::: Recorded data

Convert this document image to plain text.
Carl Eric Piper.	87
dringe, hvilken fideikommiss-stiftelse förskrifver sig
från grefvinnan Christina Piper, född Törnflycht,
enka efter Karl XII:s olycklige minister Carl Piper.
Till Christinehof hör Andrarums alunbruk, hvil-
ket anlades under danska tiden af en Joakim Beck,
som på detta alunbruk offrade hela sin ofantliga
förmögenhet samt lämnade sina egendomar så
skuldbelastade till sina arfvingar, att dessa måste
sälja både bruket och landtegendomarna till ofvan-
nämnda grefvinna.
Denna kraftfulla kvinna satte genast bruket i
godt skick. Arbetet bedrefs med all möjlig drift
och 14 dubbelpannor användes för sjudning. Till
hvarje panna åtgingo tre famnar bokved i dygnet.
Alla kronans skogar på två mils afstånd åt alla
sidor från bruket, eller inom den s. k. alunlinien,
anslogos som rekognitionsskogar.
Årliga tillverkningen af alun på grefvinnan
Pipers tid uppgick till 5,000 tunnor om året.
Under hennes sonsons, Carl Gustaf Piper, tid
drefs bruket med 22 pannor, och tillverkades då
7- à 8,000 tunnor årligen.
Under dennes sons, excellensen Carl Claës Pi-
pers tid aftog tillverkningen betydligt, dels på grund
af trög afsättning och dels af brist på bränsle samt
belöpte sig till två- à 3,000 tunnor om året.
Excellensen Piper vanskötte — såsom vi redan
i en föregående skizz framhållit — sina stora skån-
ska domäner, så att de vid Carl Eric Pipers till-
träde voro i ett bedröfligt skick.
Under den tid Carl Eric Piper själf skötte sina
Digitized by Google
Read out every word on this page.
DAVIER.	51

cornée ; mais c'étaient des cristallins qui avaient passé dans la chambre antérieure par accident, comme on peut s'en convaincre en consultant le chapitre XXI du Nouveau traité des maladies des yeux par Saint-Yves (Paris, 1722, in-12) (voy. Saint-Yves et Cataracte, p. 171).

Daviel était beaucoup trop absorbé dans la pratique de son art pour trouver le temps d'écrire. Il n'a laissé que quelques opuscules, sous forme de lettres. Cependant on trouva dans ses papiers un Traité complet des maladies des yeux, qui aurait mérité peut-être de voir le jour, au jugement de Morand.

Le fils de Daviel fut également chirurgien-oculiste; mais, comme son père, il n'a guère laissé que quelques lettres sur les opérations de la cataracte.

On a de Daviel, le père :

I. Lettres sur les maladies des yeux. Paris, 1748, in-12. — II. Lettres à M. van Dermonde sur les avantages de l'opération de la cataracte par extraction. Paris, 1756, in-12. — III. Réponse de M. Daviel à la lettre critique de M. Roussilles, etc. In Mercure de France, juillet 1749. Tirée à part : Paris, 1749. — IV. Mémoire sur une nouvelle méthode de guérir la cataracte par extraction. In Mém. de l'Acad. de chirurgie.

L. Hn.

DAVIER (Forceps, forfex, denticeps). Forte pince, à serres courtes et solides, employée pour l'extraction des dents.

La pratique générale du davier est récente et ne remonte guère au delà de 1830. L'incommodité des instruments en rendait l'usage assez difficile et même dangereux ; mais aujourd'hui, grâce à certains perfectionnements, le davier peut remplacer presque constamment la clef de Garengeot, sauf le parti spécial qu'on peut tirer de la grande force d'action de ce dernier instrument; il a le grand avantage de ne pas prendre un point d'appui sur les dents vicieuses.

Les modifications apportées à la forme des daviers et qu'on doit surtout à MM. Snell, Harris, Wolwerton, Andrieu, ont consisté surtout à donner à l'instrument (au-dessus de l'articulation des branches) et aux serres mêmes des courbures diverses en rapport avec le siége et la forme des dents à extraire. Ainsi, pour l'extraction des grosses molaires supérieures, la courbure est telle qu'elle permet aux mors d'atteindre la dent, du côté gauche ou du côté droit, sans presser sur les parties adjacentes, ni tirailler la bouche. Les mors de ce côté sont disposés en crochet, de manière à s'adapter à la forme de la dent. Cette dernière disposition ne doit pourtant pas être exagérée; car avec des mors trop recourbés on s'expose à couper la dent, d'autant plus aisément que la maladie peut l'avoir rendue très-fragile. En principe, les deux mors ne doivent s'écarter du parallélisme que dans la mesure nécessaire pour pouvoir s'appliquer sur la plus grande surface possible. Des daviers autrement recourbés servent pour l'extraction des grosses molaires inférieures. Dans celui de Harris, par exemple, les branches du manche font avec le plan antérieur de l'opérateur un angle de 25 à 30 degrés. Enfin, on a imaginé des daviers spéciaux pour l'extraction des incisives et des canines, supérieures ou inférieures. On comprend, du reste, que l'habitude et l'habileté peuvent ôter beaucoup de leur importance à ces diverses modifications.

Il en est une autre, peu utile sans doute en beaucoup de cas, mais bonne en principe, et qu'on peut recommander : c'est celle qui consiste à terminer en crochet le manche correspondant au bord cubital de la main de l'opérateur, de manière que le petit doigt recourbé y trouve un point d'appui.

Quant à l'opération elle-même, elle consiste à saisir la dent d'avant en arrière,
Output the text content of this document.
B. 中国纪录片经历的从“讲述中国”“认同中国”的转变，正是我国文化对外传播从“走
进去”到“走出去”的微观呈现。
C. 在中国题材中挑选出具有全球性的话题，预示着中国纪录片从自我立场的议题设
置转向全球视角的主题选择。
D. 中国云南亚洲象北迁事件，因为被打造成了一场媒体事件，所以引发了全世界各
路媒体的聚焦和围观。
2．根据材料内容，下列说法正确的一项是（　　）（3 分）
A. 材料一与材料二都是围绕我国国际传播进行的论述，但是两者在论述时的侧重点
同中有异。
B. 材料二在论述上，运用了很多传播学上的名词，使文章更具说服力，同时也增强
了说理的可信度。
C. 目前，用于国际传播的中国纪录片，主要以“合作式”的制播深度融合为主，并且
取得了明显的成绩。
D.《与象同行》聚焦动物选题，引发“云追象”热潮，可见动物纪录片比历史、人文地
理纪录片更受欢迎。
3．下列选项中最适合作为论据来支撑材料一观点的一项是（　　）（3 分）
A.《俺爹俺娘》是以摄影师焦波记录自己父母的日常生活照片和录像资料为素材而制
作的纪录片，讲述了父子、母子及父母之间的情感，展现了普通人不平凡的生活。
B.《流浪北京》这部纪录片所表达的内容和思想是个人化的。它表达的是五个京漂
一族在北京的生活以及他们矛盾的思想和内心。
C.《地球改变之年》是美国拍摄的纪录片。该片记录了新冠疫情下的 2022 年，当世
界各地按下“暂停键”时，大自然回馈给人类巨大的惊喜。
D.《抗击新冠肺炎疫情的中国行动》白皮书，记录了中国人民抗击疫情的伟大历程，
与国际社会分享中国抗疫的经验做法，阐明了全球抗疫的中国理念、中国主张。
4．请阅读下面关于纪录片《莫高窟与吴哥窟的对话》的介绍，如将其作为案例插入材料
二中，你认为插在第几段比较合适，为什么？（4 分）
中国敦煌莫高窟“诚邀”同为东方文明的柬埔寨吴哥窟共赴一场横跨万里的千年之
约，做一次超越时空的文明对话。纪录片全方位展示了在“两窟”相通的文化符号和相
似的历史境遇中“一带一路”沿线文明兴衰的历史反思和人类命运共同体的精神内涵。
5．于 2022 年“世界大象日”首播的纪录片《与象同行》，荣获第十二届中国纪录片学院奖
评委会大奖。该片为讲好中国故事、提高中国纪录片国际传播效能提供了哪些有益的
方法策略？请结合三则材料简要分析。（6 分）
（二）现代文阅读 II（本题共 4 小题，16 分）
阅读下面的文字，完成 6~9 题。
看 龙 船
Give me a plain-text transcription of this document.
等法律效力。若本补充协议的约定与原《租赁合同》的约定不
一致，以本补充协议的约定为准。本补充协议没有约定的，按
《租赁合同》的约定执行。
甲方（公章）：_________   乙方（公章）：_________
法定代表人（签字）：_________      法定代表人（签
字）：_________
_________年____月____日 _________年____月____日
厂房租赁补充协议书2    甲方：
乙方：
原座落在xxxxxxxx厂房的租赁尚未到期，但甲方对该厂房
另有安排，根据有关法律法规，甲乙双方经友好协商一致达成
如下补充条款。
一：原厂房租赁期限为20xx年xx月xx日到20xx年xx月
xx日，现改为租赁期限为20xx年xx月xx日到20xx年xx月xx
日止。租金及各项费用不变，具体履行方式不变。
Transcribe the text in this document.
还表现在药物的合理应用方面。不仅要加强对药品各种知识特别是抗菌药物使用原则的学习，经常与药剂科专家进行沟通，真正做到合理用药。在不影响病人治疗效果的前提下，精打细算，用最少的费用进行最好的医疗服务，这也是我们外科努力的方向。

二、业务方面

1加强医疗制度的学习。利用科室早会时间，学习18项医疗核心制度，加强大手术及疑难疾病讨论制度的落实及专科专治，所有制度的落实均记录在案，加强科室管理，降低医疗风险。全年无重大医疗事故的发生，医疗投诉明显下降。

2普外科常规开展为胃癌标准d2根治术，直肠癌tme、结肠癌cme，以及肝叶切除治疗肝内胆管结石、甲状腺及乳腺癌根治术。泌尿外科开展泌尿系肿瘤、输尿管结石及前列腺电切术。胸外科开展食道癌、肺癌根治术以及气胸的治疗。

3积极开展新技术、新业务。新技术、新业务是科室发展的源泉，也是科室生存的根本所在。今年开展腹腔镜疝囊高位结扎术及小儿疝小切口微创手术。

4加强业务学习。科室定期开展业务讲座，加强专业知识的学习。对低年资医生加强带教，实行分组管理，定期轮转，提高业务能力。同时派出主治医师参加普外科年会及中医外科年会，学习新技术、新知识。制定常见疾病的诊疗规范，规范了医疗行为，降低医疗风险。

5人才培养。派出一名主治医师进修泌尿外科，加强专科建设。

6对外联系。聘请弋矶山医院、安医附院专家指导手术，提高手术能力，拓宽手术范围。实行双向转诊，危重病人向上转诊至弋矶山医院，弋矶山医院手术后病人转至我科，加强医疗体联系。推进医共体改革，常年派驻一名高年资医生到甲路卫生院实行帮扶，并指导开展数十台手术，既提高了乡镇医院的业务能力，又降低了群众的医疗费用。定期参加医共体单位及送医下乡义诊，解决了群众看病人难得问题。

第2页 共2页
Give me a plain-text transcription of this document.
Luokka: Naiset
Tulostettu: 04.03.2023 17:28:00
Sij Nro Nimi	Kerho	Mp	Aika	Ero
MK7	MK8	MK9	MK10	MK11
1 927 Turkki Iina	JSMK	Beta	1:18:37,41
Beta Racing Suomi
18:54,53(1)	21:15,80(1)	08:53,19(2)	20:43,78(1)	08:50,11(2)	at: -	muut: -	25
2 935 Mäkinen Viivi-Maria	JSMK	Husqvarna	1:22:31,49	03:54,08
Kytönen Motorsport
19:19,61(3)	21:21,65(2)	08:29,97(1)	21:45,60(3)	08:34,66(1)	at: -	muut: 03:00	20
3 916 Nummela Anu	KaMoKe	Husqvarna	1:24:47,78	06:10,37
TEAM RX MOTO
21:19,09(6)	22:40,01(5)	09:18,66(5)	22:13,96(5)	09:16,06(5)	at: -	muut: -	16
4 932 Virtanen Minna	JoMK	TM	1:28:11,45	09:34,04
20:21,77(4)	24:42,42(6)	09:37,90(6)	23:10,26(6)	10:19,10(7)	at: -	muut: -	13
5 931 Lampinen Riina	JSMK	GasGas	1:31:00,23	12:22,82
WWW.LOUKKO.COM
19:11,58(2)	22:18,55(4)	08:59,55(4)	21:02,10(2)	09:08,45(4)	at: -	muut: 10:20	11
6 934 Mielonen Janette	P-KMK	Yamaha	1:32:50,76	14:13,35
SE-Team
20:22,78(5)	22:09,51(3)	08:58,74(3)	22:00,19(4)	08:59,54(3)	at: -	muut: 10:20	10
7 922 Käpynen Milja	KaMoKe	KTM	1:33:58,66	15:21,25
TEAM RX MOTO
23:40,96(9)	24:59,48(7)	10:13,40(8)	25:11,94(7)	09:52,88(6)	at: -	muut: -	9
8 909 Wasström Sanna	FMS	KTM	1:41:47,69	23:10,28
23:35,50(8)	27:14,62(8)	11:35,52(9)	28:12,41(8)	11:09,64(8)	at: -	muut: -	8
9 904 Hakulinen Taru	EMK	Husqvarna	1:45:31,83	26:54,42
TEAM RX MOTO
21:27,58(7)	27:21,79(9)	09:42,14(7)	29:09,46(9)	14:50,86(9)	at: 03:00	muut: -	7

::::::

» What you need to do: Copy every line of the listing where the word "consiste" appears.

» Written answer:
Il en est une autre, peu utile sans doute en beaucoup de cas, mais bonne en principe, et qu'on peut recommander : c'est celle qui consiste à terminer en crochet le manche correspondant au bord cubital de la main de l'opérateur, de manière que le petit doigt recourbé y trouve un point d'appui.
Quant à l'opération elle-même, elle consiste à saisir la dent d'avant en arrière,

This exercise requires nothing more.